Given data:
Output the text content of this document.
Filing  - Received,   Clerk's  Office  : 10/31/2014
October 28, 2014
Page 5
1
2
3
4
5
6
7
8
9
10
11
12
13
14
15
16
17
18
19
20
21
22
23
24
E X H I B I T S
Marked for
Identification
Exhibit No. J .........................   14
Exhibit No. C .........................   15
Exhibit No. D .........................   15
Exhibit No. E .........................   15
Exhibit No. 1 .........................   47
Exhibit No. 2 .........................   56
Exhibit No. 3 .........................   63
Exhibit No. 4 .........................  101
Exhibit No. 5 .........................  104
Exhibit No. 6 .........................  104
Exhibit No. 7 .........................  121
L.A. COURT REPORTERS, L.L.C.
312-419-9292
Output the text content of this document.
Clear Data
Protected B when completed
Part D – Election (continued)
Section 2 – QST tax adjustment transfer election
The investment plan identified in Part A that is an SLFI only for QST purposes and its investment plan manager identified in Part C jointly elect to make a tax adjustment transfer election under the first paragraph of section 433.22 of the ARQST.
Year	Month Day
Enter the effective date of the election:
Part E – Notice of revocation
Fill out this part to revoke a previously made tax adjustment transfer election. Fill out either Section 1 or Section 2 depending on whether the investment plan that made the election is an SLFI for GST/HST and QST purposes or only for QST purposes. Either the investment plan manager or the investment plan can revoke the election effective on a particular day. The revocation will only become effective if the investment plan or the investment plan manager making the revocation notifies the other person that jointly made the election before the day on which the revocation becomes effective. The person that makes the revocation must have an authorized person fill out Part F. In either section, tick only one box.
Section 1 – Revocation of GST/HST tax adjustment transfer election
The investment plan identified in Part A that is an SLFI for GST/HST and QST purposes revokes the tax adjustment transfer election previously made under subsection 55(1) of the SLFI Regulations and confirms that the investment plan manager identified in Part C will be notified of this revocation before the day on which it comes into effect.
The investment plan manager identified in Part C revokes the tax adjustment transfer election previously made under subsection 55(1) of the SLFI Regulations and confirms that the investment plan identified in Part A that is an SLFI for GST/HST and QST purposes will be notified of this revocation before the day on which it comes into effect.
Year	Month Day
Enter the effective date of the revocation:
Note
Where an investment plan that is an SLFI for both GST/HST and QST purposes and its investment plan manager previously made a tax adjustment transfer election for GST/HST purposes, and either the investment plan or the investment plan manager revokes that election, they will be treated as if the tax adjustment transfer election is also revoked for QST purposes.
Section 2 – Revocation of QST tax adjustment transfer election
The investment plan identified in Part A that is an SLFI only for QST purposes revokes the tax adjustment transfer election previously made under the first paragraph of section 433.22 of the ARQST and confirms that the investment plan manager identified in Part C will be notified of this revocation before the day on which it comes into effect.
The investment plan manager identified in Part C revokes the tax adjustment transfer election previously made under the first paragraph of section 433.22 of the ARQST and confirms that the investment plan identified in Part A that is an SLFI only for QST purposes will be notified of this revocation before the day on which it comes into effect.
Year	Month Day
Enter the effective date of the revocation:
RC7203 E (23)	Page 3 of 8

Problem requirements:
Go through the data and gather every line that holds "only".

Solution:
The investment plan identified in Part A that is an SLFI only for QST purposes and its investment plan manager identified in Part C jointly elect to make a tax adjustment transfer election under the first paragraph of section 433.22 of the ARQST.
Fill out this part to revoke a previously made tax adjustment transfer election. Fill out either Section 1 or Section 2 depending on whether the investment plan that made the election is an SLFI for GST/HST and QST purposes or only for QST purposes. Either the investment plan manager or the investment plan can revoke the election effective on a particular day. The revocation will only become effective if the investment plan or the investment plan manager making the revocation notifies the other person that jointly made the election before the day on which the revocation becomes effective. The person that makes the revocation must have an authorized person fill out Part F. In either section, tick only one box.
The investment plan identified in Part A that is an SLFI only for QST purposes revokes the tax adjustment transfer election previously made under the first paragraph of section 433.22 of the ARQST and confirms that the investment plan manager identified in Part C will be notified of this revocation before the day on which it comes into effect.
The investment plan manager identified in Part C revokes the tax adjustment transfer election previously made under the first paragraph of section 433.22 of the ARQST and confirms that the investment plan identified in Part A that is an SLFI only for QST purposes will be notified of this revocation before the day on which it comes into effect.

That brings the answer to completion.